** begin STORED ROWS **

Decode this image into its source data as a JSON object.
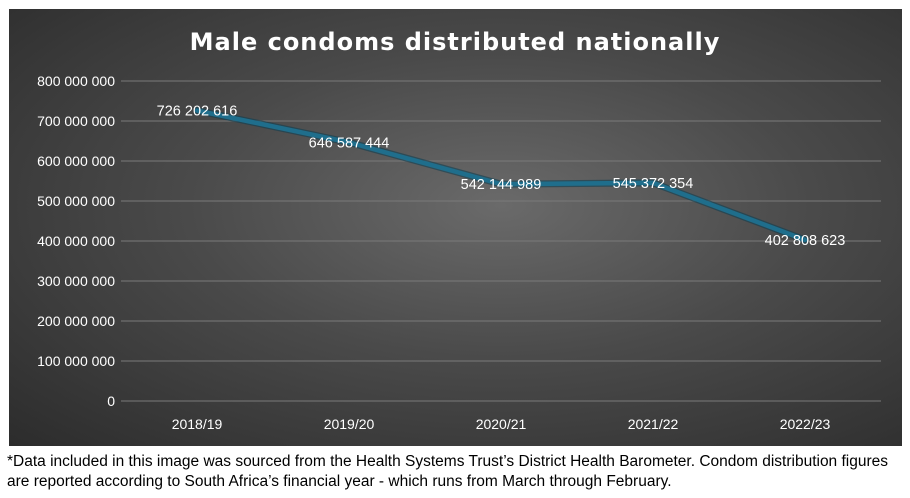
{
  "chart_data": {
    "type": "line",
    "title": "Male condoms distributed nationally",
    "categories": [
      "2018/19",
      "2019/20",
      "2020/21",
      "2021/22",
      "2022/23"
    ],
    "series": [
      {
        "values": [
          726202616,
          646587444,
          542144989,
          545372354,
          402808623
        ],
        "labels": [
          "726 202 616",
          "646 587 444",
          "542 144 989",
          "545 372 354",
          "402 808 623"
        ]
      }
    ],
    "ylim": [
      0,
      800000000
    ],
    "yticks": [
      0,
      100000000,
      200000000,
      300000000,
      400000000,
      500000000,
      600000000,
      700000000,
      800000000
    ],
    "ytick_labels": [
      "0",
      "100 000 000",
      "200 000 000",
      "300 000 000",
      "400 000 000",
      "500 000 000",
      "600 000 000",
      "700 000 000",
      "800 000 000"
    ],
    "grid": true,
    "colors": {
      "line": "#1f6e8c",
      "background": "#3f3f3f",
      "grid": "#7a7a7a",
      "text": "#ffffff"
    }
  },
  "caption": "*Data included in this image was sourced from the Health Systems Trust’s District Health Barometer. Condom distribution figures are reported according to South Africa’s financial year - which runs from March through February."
}
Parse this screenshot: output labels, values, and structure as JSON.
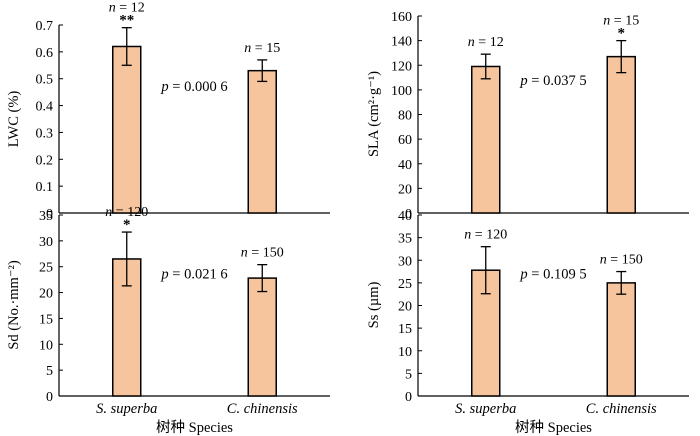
{
  "colors": {
    "bar_fill": "#f6c59d",
    "bar_stroke": "#000000",
    "axis": "#000000"
  },
  "chart_data": [
    {
      "type": "bar",
      "categories": [
        "S. superba",
        "C. chinensis"
      ],
      "values": [
        0.62,
        0.53
      ],
      "errors": [
        0.07,
        0.04
      ],
      "sample_labels": [
        "n = 12",
        "n = 15"
      ],
      "significance": [
        "**",
        ""
      ],
      "p_text": "p = 0.000 6",
      "ylabel": "LWC (%)",
      "ylim": [
        0,
        0.7
      ],
      "yticks": [
        "0",
        "0.1",
        "0.2",
        "0.3",
        "0.4",
        "0.5",
        "0.6",
        "0.7"
      ],
      "show_xtick_labels": false,
      "xlabel": ""
    },
    {
      "type": "bar",
      "categories": [
        "S. superba",
        "C. chinensis"
      ],
      "values": [
        119,
        127
      ],
      "errors": [
        10,
        13
      ],
      "sample_labels": [
        "n = 12",
        "n = 15"
      ],
      "significance": [
        "",
        "*"
      ],
      "p_text": "p = 0.037 5",
      "ylabel": "SLA (cm²·g⁻¹)",
      "ylim": [
        0,
        160
      ],
      "yticks": [
        "0",
        "20",
        "40",
        "60",
        "80",
        "100",
        "120",
        "140",
        "160"
      ],
      "show_xtick_labels": false,
      "xlabel": ""
    },
    {
      "type": "bar",
      "categories": [
        "S. superba",
        "C. chinensis"
      ],
      "values": [
        26.5,
        22.8
      ],
      "errors": [
        5.2,
        2.6
      ],
      "sample_labels": [
        "n = 120",
        "n = 150"
      ],
      "significance": [
        "*",
        ""
      ],
      "p_text": "p = 0.021 6",
      "ylabel": "Sd (No.·mm⁻²)",
      "ylim": [
        0,
        35
      ],
      "yticks": [
        "0",
        "5",
        "10",
        "15",
        "20",
        "25",
        "30",
        "35"
      ],
      "show_xtick_labels": true,
      "xlabel": "树种 Species"
    },
    {
      "type": "bar",
      "categories": [
        "S. superba",
        "C. chinensis"
      ],
      "values": [
        27.8,
        25.0
      ],
      "errors": [
        5.2,
        2.5
      ],
      "sample_labels": [
        "n = 120",
        "n = 150"
      ],
      "significance": [
        "",
        ""
      ],
      "p_text": "p = 0.109 5",
      "ylabel": "Ss (µm)",
      "ylim": [
        0,
        40
      ],
      "yticks": [
        "0",
        "5",
        "10",
        "15",
        "20",
        "25",
        "30",
        "35",
        "40"
      ],
      "show_xtick_labels": true,
      "xlabel": "树种 Species"
    }
  ]
}
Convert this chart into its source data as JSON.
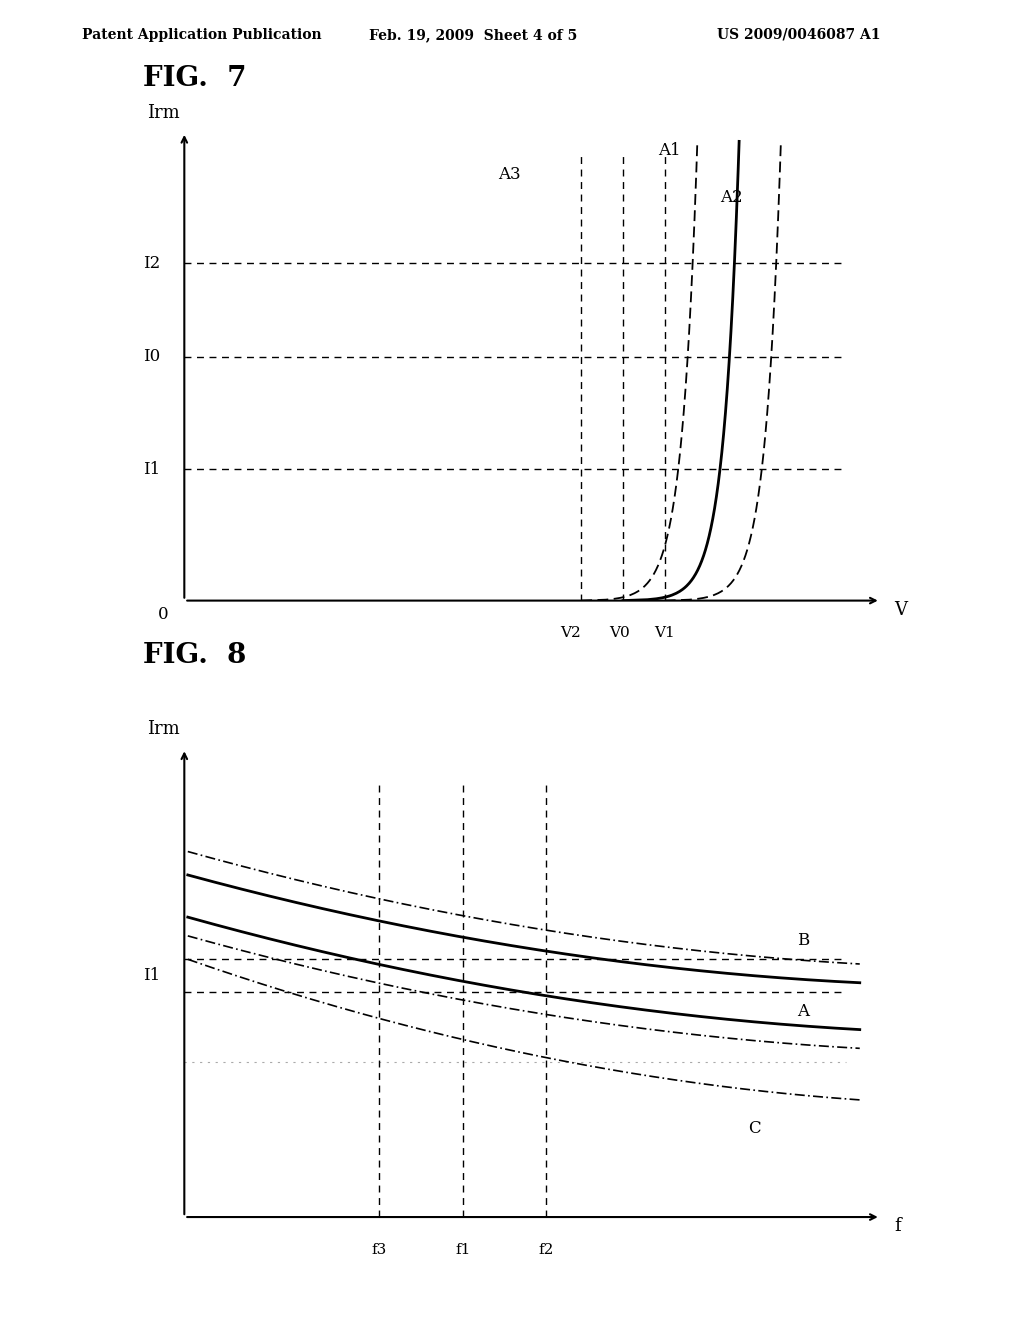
{
  "header_left": "Patent Application Publication",
  "header_mid": "Feb. 19, 2009  Sheet 4 of 5",
  "header_right": "US 2009/0046087 A1",
  "fig7_title": "FIG.  7",
  "fig8_title": "FIG.  8",
  "bg_color": "#ffffff"
}
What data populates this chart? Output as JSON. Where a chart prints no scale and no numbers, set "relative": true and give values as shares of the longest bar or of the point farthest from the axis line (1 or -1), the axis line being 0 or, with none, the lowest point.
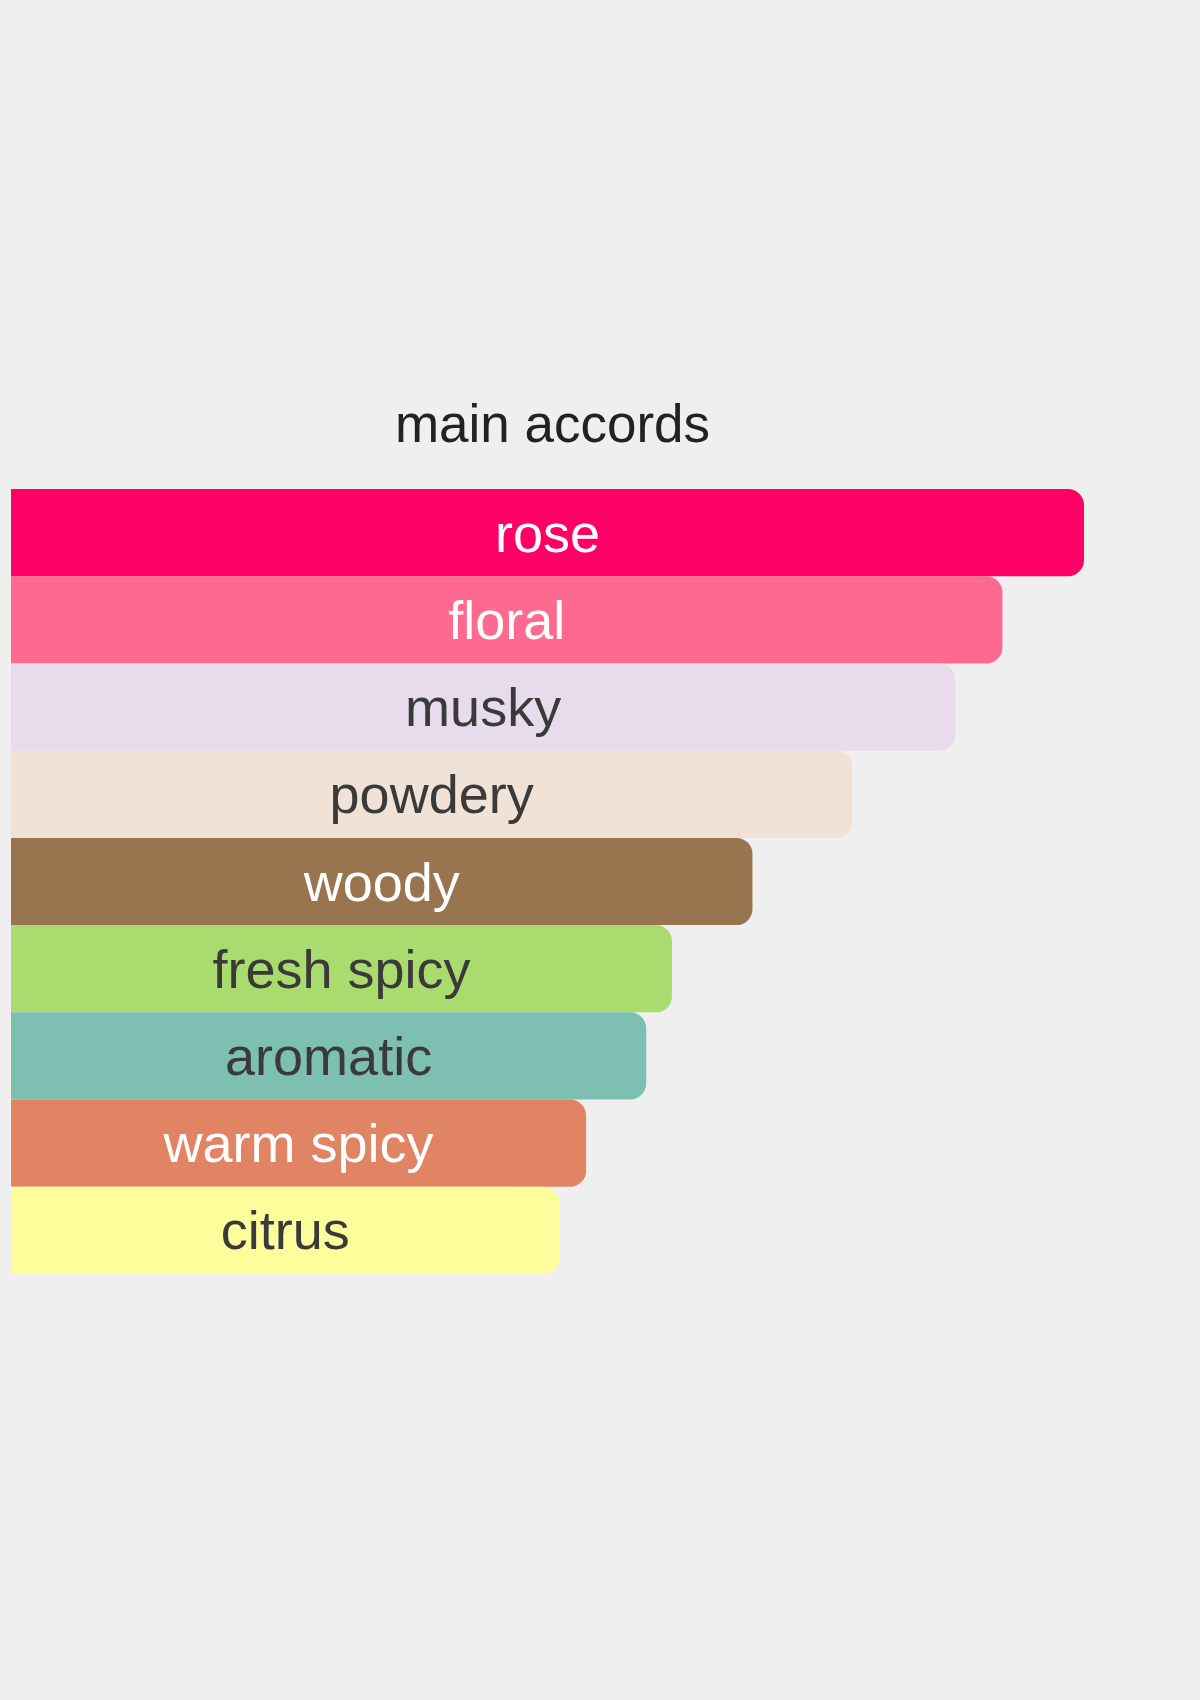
{
  "chart_data": {
    "type": "bar",
    "orientation": "horizontal",
    "relative": true,
    "title": "main accords",
    "categories": [
      "rose",
      "floral",
      "musky",
      "powdery",
      "woody",
      "fresh spicy",
      "aromatic",
      "warm spicy",
      "citrus"
    ],
    "values": [
      1,
      0.924,
      0.88,
      0.784,
      0.691,
      0.616,
      0.592,
      0.536,
      0.511
    ],
    "colors": [
      "#ff0066",
      "#fe6a8f",
      "#e8dcec",
      "#f0e2d6",
      "#99754f",
      "#aadb6e",
      "#7dc0b1",
      "#e08464",
      "#fdfd9b"
    ]
  }
}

** end STORED ROWS **

EXERCISE INSTRUCTIONS >>
Take the listing and print it again exactly, but without any pictures.

WRITTEN SOLUTION >>
Decode this image into its source data as a JSON object.
{
  "chart_data": {
    "type": "line",
    "title": "Male condoms distributed nationally",
    "categories": [
      "2018/19",
      "2019/20",
      "2020/21",
      "2021/22",
      "2022/23"
    ],
    "series": [
      {
        "values": [
          726202616,
          646587444,
          542144989,
          545372354,
          402808623
        ],
        "labels": [
          "726 202 616",
          "646 587 444",
          "542 144 989",
          "545 372 354",
          "402 808 623"
        ]
      }
    ],
    "ylim": [
      0,
      800000000
    ],
    "yticks": [
      0,
      100000000,
      200000000,
      300000000,
      400000000,
      500000000,
      600000000,
      700000000,
      800000000
    ],
    "ytick_labels": [
      "0",
      "100 000 000",
      "200 000 000",
      "300 000 000",
      "400 000 000",
      "500 000 000",
      "600 000 000",
      "700 000 000",
      "800 000 000"
    ],
    "grid": true,
    "colors": {
      "line": "#1f6e8c",
      "background": "#3f3f3f",
      "grid": "#7a7a7a",
      "text": "#ffffff"
    }
  },
  "caption": "*Data included in this image was sourced from the Health Systems Trust’s District Health Barometer. Condom distribution figures are reported according to South Africa’s financial year - which runs from March through February."
}
Parse this screenshot: output labels, values, and structure as JSON.
{
  "colors": {
    "bar_fill": "#f6c59d",
    "bar_stroke": "#000000",
    "axis": "#000000"
  },
  "chart_data": [
    {
      "type": "bar",
      "categories": [
        "S. superba",
        "C. chinensis"
      ],
      "values": [
        0.62,
        0.53
      ],
      "errors": [
        0.07,
        0.04
      ],
      "sample_labels": [
        "n = 12",
        "n = 15"
      ],
      "significance": [
        "**",
        ""
      ],
      "p_text": "p = 0.000 6",
      "ylabel": "LWC (%)",
      "ylim": [
        0,
        0.7
      ],
      "yticks": [
        "0",
        "0.1",
        "0.2",
        "0.3",
        "0.4",
        "0.5",
        "0.6",
        "0.7"
      ],
      "show_xtick_labels": false,
      "xlabel": ""
    },
    {
      "type": "bar",
      "categories": [
        "S. superba",
        "C. chinensis"
      ],
      "values": [
        119,
        127
      ],
      "errors": [
        10,
        13
      ],
      "sample_labels": [
        "n = 12",
        "n = 15"
      ],
      "significance": [
        "",
        "*"
      ],
      "p_text": "p = 0.037 5",
      "ylabel": "SLA (cm²·g⁻¹)",
      "ylim": [
        0,
        160
      ],
      "yticks": [
        "0",
        "20",
        "40",
        "60",
        "80",
        "100",
        "120",
        "140",
        "160"
      ],
      "show_xtick_labels": false,
      "xlabel": ""
    },
    {
      "type": "bar",
      "categories": [
        "S. superba",
        "C. chinensis"
      ],
      "values": [
        26.5,
        22.8
      ],
      "errors": [
        5.2,
        2.6
      ],
      "sample_labels": [
        "n = 120",
        "n = 150"
      ],
      "significance": [
        "*",
        ""
      ],
      "p_text": "p = 0.021 6",
      "ylabel": "Sd (No.·mm⁻²)",
      "ylim": [
        0,
        35
      ],
      "yticks": [
        "0",
        "5",
        "10",
        "15",
        "20",
        "25",
        "30",
        "35"
      ],
      "show_xtick_labels": true,
      "xlabel": "树种 Species"
    },
    {
      "type": "bar",
      "categories": [
        "S. superba",
        "C. chinensis"
      ],
      "values": [
        27.8,
        25.0
      ],
      "errors": [
        5.2,
        2.5
      ],
      "sample_labels": [
        "n = 120",
        "n = 150"
      ],
      "significance": [
        "",
        ""
      ],
      "p_text": "p = 0.109 5",
      "ylabel": "Ss (µm)",
      "ylim": [
        0,
        40
      ],
      "yticks": [
        "0",
        "5",
        "10",
        "15",
        "20",
        "25",
        "30",
        "35",
        "40"
      ],
      "show_xtick_labels": true,
      "xlabel": "树种 Species"
    }
  ]
}
Convert this chart into its source data as JSON.
{
  "header_left": "Patent Application Publication",
  "header_mid": "Feb. 19, 2009  Sheet 4 of 5",
  "header_right": "US 2009/0046087 A1",
  "fig7_title": "FIG.  7",
  "fig8_title": "FIG.  8",
  "bg_color": "#ffffff"
}
What data populates this chart? Output as JSON. Where a chart prints no scale and no numbers, set "relative": true and give values as shares of the longest bar or of the point farthest from the axis line (1 or -1), the axis line being 0 or, with none, the lowest point.
{
  "chart_data": {
    "type": "bar",
    "orientation": "horizontal",
    "relative": true,
    "title": "main accords",
    "categories": [
      "rose",
      "floral",
      "musky",
      "powdery",
      "woody",
      "fresh spicy",
      "aromatic",
      "warm spicy",
      "citrus"
    ],
    "values": [
      1,
      0.924,
      0.88,
      0.784,
      0.691,
      0.616,
      0.592,
      0.536,
      0.511
    ],
    "colors": [
      "#ff0066",
      "#fe6a8f",
      "#e8dcec",
      "#f0e2d6",
      "#99754f",
      "#aadb6e",
      "#7dc0b1",
      "#e08464",
      "#fdfd9b"
    ]
  }
}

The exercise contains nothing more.